Extracts from a graphics dataset
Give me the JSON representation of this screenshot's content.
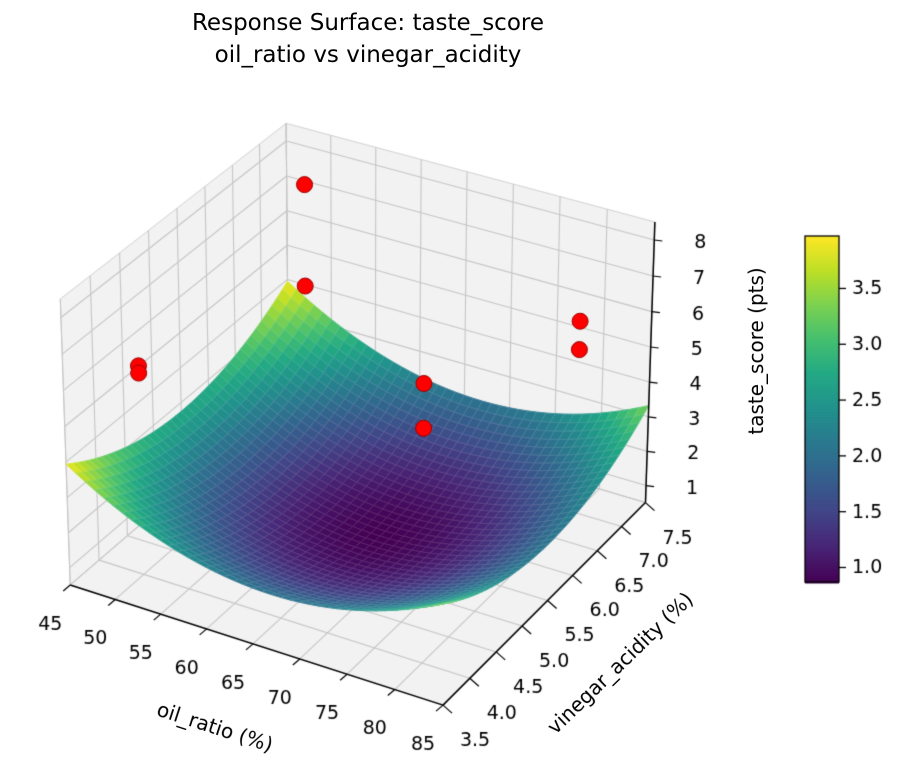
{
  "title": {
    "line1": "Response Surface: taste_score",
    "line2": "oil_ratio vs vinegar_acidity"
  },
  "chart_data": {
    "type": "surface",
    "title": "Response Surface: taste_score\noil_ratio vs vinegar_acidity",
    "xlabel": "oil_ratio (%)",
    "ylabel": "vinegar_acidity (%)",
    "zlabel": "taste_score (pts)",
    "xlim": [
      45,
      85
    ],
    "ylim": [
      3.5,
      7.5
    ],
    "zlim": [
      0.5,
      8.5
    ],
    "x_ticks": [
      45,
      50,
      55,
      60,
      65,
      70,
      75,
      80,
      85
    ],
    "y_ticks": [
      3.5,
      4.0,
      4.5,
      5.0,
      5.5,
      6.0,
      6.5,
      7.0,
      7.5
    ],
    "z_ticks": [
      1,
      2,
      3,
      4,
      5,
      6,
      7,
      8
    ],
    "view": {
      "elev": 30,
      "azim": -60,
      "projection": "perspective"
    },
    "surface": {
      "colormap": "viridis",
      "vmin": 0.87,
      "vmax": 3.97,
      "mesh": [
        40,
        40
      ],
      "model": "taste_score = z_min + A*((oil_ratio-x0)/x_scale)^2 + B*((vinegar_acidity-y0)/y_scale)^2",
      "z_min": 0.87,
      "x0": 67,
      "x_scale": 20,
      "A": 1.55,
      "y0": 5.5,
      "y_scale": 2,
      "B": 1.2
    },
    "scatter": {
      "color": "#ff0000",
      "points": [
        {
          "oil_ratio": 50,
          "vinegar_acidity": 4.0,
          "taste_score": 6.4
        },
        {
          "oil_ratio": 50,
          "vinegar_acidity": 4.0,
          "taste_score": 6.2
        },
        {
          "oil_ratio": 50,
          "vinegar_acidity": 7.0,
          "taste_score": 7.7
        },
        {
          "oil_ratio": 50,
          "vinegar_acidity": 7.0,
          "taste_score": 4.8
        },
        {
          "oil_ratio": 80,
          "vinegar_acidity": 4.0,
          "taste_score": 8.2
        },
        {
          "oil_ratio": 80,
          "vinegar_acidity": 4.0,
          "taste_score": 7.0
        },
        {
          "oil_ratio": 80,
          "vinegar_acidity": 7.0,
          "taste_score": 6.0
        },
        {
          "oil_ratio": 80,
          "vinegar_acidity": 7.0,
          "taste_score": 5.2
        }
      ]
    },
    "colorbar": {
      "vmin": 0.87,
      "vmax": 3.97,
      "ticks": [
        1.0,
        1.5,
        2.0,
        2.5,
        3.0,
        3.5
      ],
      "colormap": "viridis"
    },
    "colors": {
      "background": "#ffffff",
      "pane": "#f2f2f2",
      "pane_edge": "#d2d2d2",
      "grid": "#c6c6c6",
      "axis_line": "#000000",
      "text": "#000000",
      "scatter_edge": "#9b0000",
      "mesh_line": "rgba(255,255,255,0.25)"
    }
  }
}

**Problem**
Which lines hold the string "viridis"? Copy all of them from the data above.

**Response below**
      "colormap": "viridis",
      "colormap": "viridis"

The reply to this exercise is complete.